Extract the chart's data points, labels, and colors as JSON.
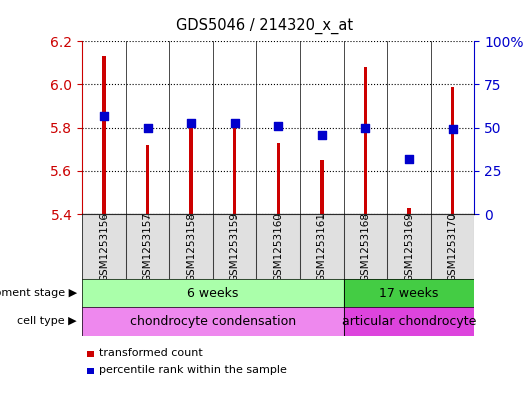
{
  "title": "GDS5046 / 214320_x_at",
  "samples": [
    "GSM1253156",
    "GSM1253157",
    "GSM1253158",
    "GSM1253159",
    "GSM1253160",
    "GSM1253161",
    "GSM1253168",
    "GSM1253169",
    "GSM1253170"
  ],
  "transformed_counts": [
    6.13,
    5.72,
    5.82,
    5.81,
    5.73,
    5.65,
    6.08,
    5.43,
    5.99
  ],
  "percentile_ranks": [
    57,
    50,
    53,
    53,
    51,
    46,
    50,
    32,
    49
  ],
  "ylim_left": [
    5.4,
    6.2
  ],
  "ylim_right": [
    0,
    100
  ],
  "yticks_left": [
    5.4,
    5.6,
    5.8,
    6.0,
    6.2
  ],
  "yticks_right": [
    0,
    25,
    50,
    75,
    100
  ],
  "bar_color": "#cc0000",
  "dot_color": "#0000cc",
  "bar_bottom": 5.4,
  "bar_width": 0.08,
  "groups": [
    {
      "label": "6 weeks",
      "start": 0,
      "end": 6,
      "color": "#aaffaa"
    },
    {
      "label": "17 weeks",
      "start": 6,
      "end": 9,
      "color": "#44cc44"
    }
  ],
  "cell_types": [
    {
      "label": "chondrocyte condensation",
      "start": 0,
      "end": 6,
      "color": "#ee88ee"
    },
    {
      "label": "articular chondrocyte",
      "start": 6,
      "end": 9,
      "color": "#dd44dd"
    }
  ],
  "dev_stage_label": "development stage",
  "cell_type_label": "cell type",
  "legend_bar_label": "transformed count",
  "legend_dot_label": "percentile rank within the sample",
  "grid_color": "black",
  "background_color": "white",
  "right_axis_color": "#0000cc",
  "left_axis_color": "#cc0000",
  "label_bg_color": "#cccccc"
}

□ □ □ □ □ □ □

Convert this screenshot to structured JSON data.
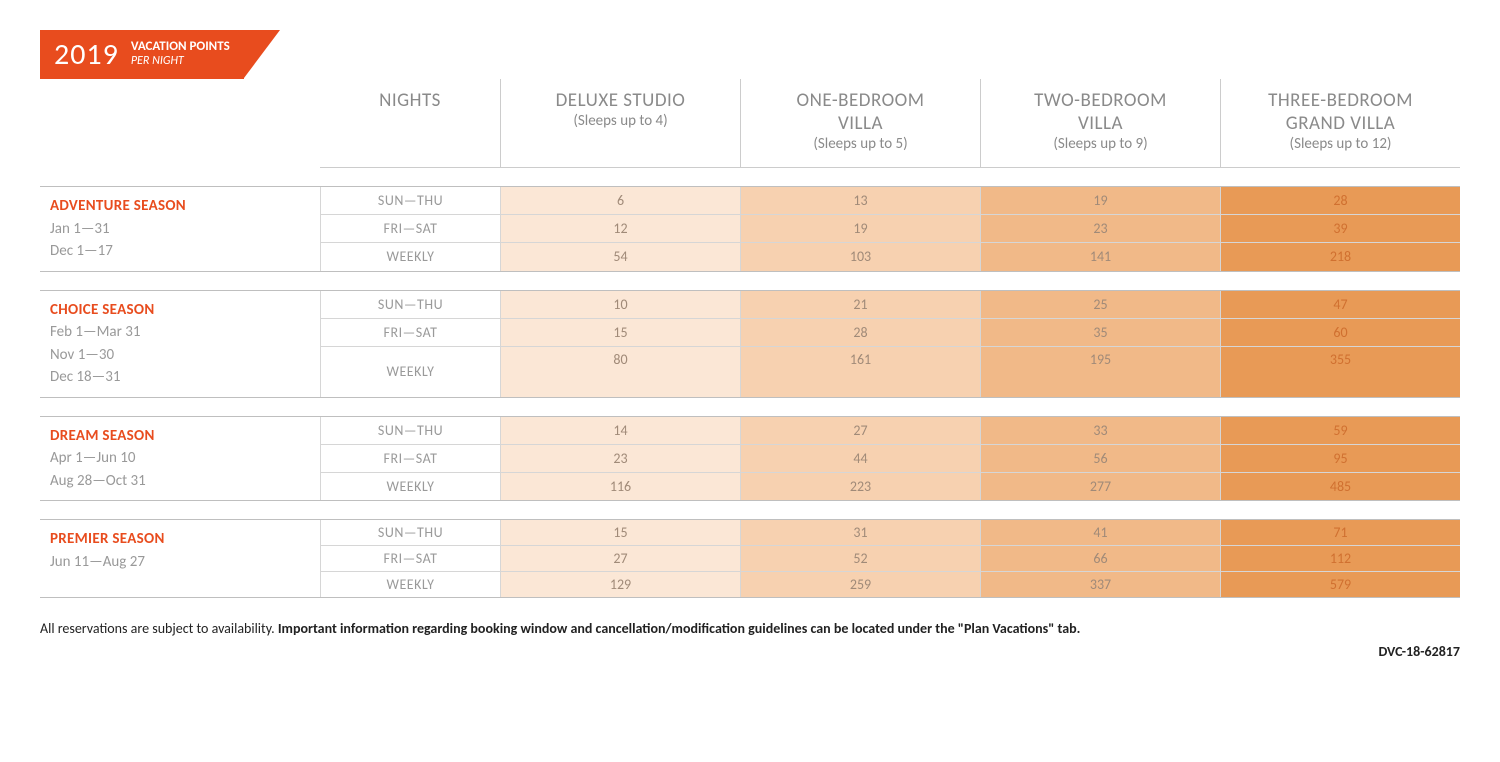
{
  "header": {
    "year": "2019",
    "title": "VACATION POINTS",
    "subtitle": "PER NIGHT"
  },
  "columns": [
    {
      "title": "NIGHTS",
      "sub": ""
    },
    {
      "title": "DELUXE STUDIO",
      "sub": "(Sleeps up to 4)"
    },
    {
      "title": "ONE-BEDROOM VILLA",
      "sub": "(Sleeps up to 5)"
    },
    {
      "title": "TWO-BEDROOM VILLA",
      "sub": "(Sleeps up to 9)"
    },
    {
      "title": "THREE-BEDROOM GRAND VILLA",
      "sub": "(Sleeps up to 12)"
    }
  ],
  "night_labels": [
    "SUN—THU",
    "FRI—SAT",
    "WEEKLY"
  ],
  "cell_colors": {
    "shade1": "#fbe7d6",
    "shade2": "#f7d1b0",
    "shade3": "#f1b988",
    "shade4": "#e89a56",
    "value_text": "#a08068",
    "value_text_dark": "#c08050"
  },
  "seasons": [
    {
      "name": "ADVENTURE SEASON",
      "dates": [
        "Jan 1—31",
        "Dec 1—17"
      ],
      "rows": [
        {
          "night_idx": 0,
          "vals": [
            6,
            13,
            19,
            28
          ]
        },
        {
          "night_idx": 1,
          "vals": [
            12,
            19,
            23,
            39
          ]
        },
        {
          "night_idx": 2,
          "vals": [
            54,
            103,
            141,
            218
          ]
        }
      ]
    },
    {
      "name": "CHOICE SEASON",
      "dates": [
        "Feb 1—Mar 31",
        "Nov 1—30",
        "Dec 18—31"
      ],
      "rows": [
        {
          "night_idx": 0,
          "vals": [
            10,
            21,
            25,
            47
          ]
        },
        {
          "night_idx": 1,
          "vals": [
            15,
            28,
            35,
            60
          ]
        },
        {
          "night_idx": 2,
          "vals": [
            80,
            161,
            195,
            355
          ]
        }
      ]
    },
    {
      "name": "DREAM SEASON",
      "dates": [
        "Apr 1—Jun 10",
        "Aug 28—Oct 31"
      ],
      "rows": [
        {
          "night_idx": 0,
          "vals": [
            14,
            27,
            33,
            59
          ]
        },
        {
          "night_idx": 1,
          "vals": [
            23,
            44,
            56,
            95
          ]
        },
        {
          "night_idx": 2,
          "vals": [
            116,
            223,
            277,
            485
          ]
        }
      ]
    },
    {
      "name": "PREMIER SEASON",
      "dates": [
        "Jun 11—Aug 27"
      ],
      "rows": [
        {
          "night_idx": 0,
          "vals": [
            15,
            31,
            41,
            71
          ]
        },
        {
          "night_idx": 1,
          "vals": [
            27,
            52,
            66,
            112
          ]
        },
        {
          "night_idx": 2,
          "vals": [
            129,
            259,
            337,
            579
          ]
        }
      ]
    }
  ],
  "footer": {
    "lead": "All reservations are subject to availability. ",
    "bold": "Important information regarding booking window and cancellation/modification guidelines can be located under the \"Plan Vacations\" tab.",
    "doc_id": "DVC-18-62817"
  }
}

□ □ □ □ □ □ □

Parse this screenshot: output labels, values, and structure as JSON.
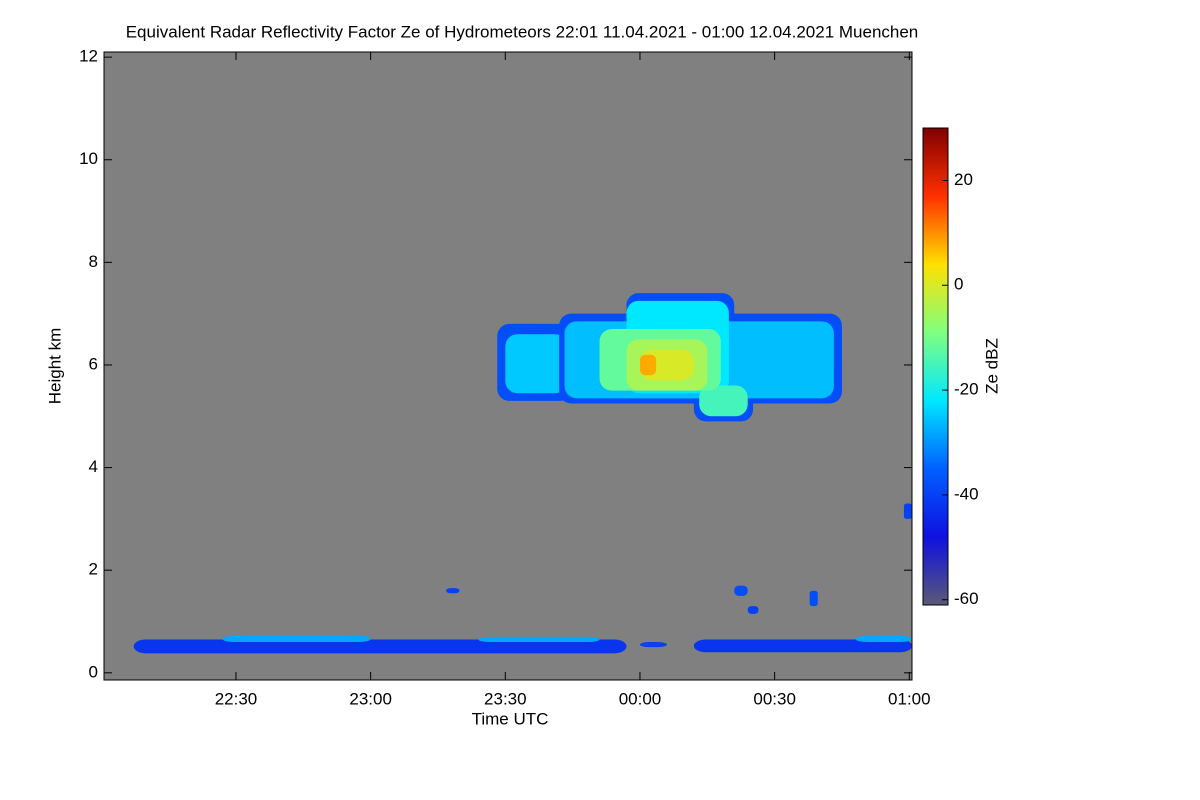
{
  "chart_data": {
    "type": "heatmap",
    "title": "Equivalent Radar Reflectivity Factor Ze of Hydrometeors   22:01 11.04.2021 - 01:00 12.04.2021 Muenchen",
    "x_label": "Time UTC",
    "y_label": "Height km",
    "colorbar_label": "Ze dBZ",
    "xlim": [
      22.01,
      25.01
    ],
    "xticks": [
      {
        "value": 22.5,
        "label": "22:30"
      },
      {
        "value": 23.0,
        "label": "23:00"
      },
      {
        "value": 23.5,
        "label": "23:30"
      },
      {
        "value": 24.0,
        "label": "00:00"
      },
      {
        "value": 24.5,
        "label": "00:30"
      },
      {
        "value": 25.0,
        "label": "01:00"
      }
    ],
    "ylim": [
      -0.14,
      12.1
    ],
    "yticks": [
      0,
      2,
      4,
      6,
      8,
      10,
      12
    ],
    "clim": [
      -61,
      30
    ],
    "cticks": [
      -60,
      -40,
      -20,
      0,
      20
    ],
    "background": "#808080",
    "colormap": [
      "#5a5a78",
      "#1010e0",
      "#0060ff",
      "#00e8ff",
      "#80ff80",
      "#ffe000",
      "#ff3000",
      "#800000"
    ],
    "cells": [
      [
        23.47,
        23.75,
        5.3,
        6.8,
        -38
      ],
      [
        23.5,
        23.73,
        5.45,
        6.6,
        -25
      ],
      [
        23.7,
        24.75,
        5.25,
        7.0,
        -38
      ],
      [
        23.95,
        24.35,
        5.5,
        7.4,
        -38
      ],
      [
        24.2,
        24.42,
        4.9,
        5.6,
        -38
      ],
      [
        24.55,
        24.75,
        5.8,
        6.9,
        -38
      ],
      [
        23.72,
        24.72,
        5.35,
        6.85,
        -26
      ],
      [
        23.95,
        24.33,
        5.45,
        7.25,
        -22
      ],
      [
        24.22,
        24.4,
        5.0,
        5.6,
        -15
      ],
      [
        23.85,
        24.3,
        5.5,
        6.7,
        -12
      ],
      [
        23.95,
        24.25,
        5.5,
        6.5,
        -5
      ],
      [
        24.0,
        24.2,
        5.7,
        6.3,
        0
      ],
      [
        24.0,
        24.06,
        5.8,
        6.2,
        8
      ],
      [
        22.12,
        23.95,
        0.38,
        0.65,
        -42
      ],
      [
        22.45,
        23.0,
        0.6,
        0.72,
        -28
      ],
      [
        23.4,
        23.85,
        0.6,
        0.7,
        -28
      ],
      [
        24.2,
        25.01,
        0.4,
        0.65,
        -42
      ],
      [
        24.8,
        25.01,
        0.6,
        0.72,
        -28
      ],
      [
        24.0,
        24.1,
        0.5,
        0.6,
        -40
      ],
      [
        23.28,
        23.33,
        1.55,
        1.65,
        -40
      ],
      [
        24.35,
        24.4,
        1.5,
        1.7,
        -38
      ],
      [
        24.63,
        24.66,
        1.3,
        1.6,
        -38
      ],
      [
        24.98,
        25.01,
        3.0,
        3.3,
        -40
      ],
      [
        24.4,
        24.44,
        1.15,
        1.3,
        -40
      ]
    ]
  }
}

□ □ □ □ □ □ □

PROBLEM DETAILS: Return only the number of lines in the data that contain "Sleeps".

EXPECTED OUTPUT: 4